Please pull out every line that includes the string "sister".

----- Dataset excerpts -----

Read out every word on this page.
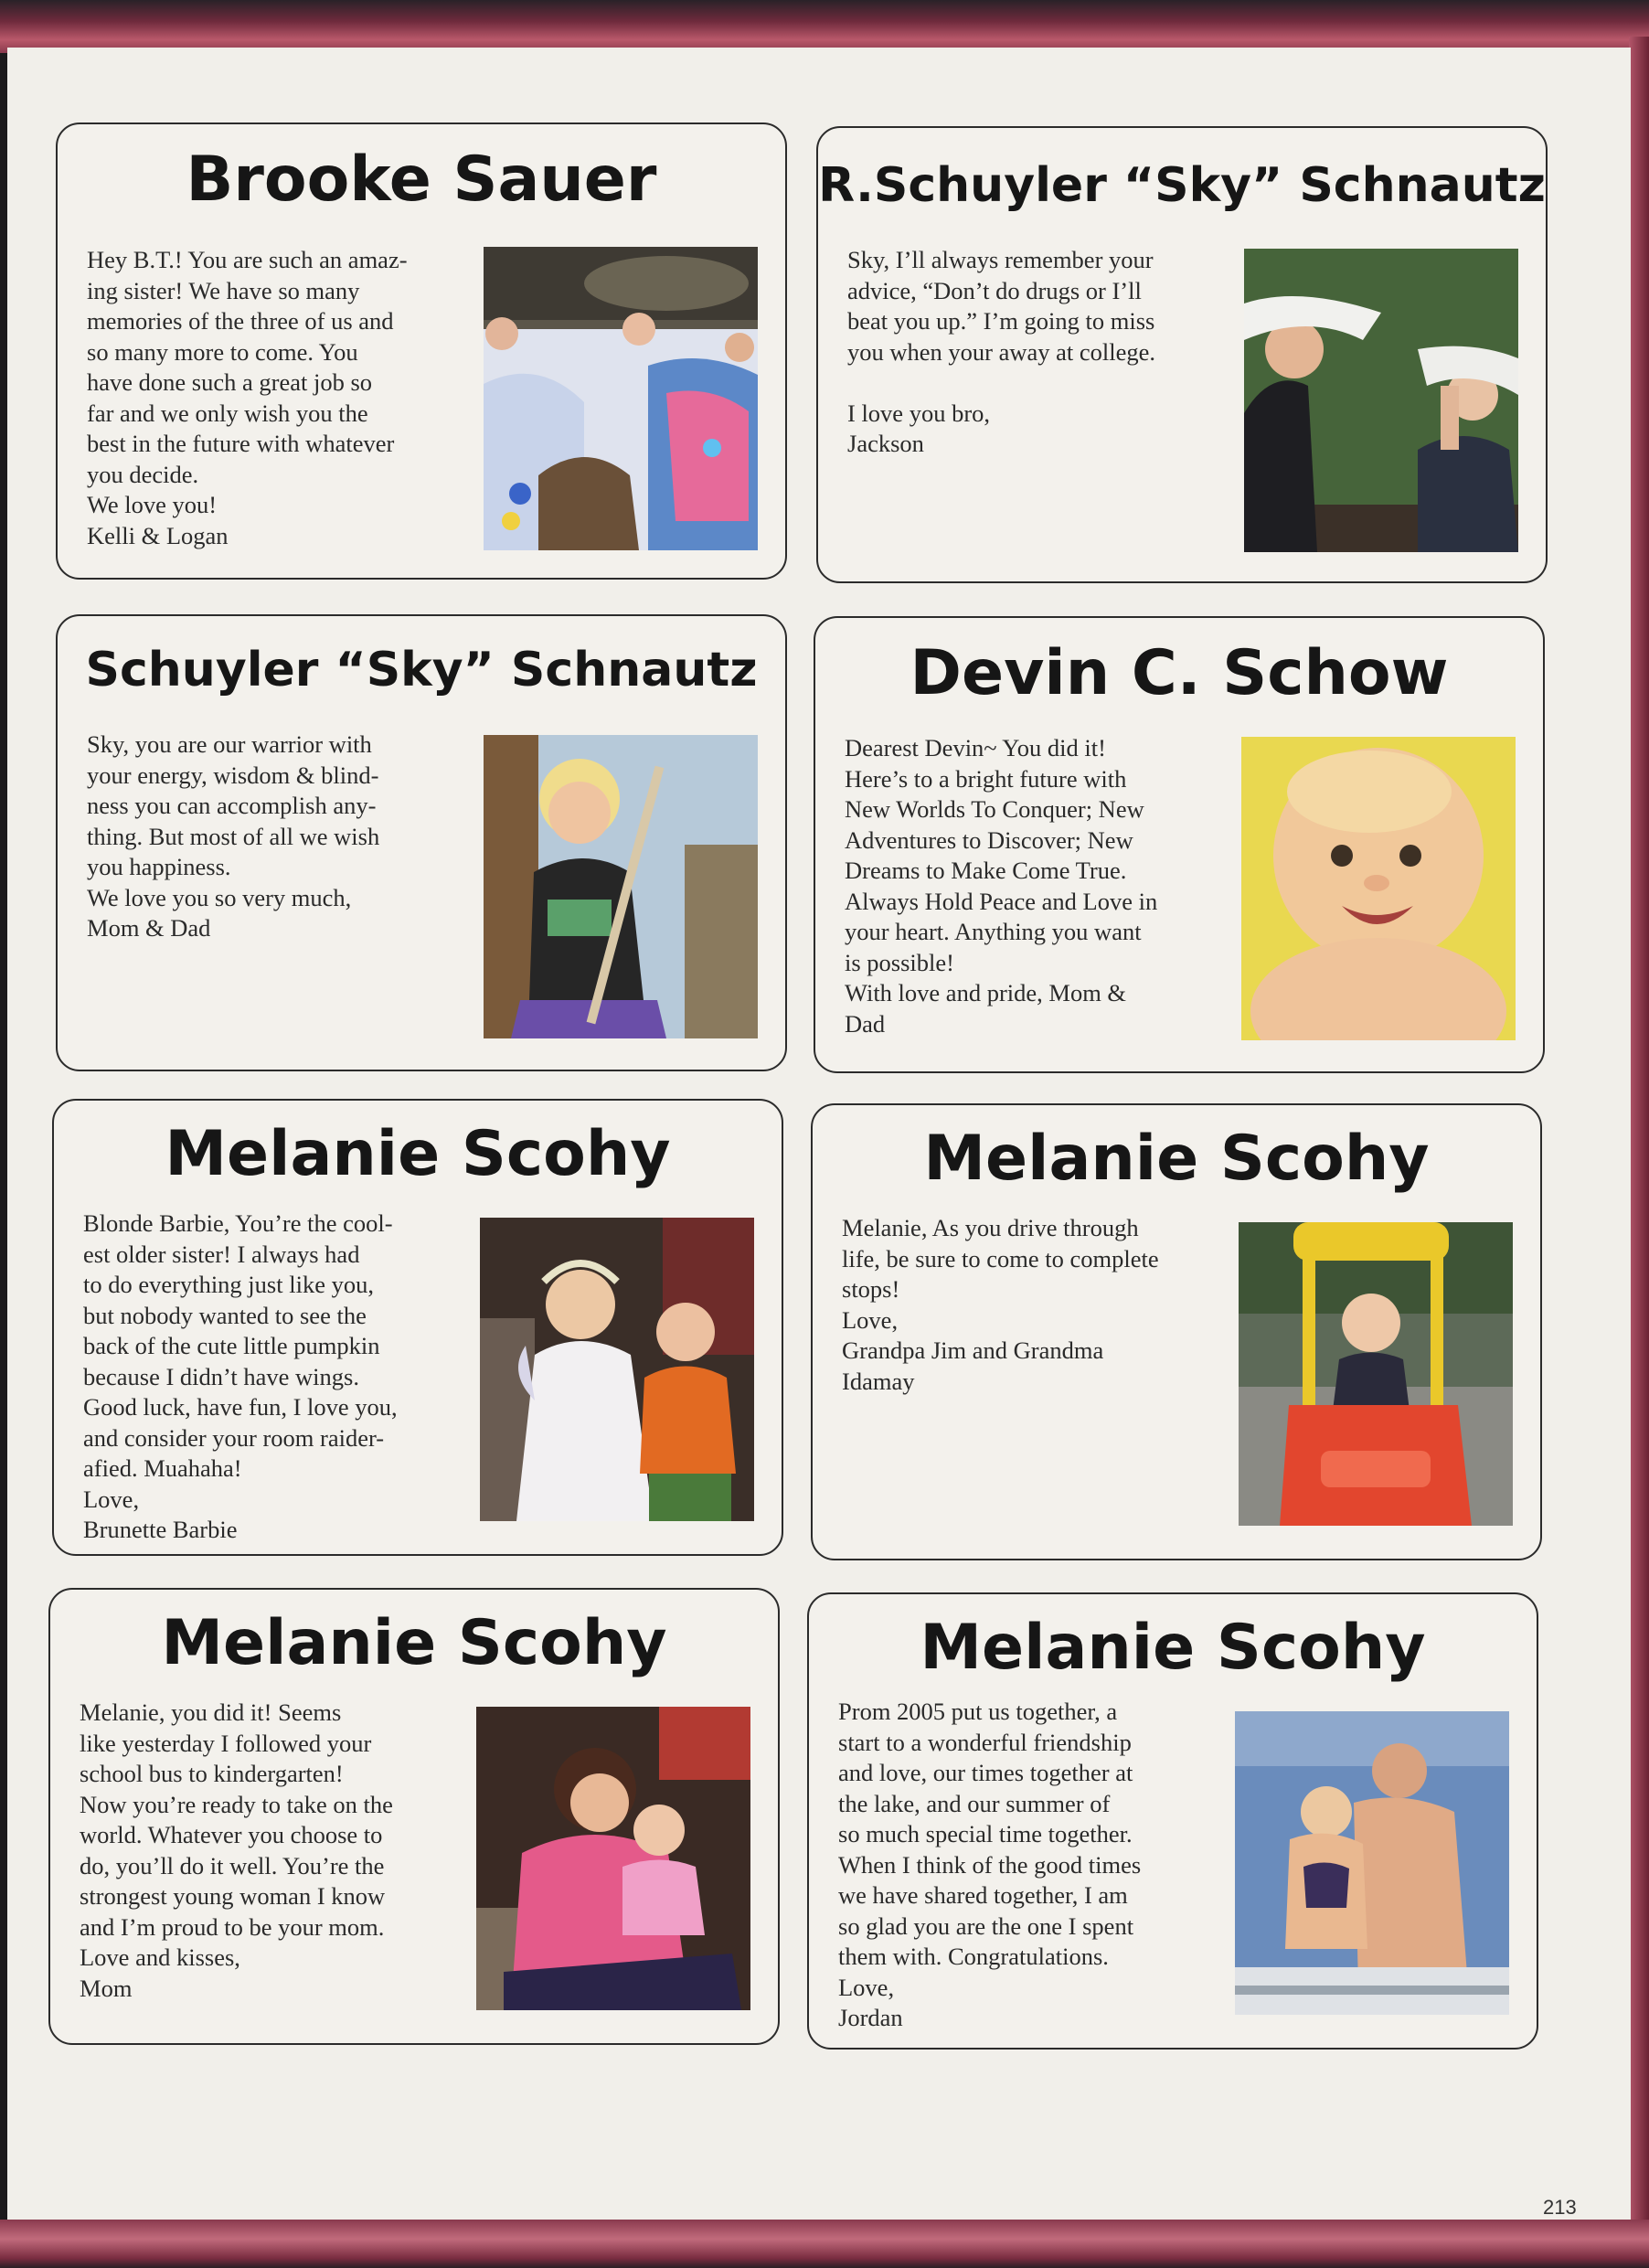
Brooke Sauer
Hey B.T.! You are such an amaz-
ing sister! We have so many
memories of the three of us and
so many more to come. You
have done such a great job so
far and we only wish you the
best in the future with whatever
you decide.
We love you!
Kelli & Logan
R.Schuyler “Sky” Schnautz
Sky, I’ll always remember your
advice, “Don’t do drugs or I’ll
beat you up.” I’m going to miss
you when your away at college.

I love you bro,
Jackson
Schuyler “Sky” Schnautz
Sky, you are our warrior with
your energy, wisdom & blind-
ness you can accomplish any-
thing. But most of all we wish
you happiness.
We love you so very much,
Mom & Dad
Devin C. Schow
Dearest Devin~ You did it!
Here’s to a bright future with
New Worlds To Conquer; New
Adventures to Discover; New
Dreams to Make Come True.
Always Hold Peace and Love in
your heart. Anything you want
is possible!
With love and pride, Mom &
Dad
Melanie Scohy
Blonde Barbie, You’re the cool-
est older sister! I always had
to do everything just like you,
but nobody wanted to see the
back of the cute little pumpkin
because I didn’t have wings.
Good luck, have fun, I love you,
and consider your room raider-
afied. Muahaha!
Love,
Brunette Barbie
Melanie Scohy
Melanie, As you drive through
life, be sure to come to complete
stops!
Love,
Grandpa Jim and Grandma
Idamay
Melanie Scohy
Melanie, you did it! Seems
like yesterday I followed your
school bus to kindergarten!
Now you’re ready to take on the
world. Whatever you choose to
do, you’ll do it well. You’re the
strongest young woman I know
and I’m proud to be your mom.
Love and kisses,
Mom
Melanie Scohy
Prom 2005 put us together, a
start to a wonderful friendship
and love, our times together at
the lake, and our summer of
so much special time together.
When I think of the good times
we have shared together, I am
so glad you are the one I spent
them with. Congratulations.
Love,
Jordan
213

-----

Output below:
ing sister! We have so many
est older sister! I always had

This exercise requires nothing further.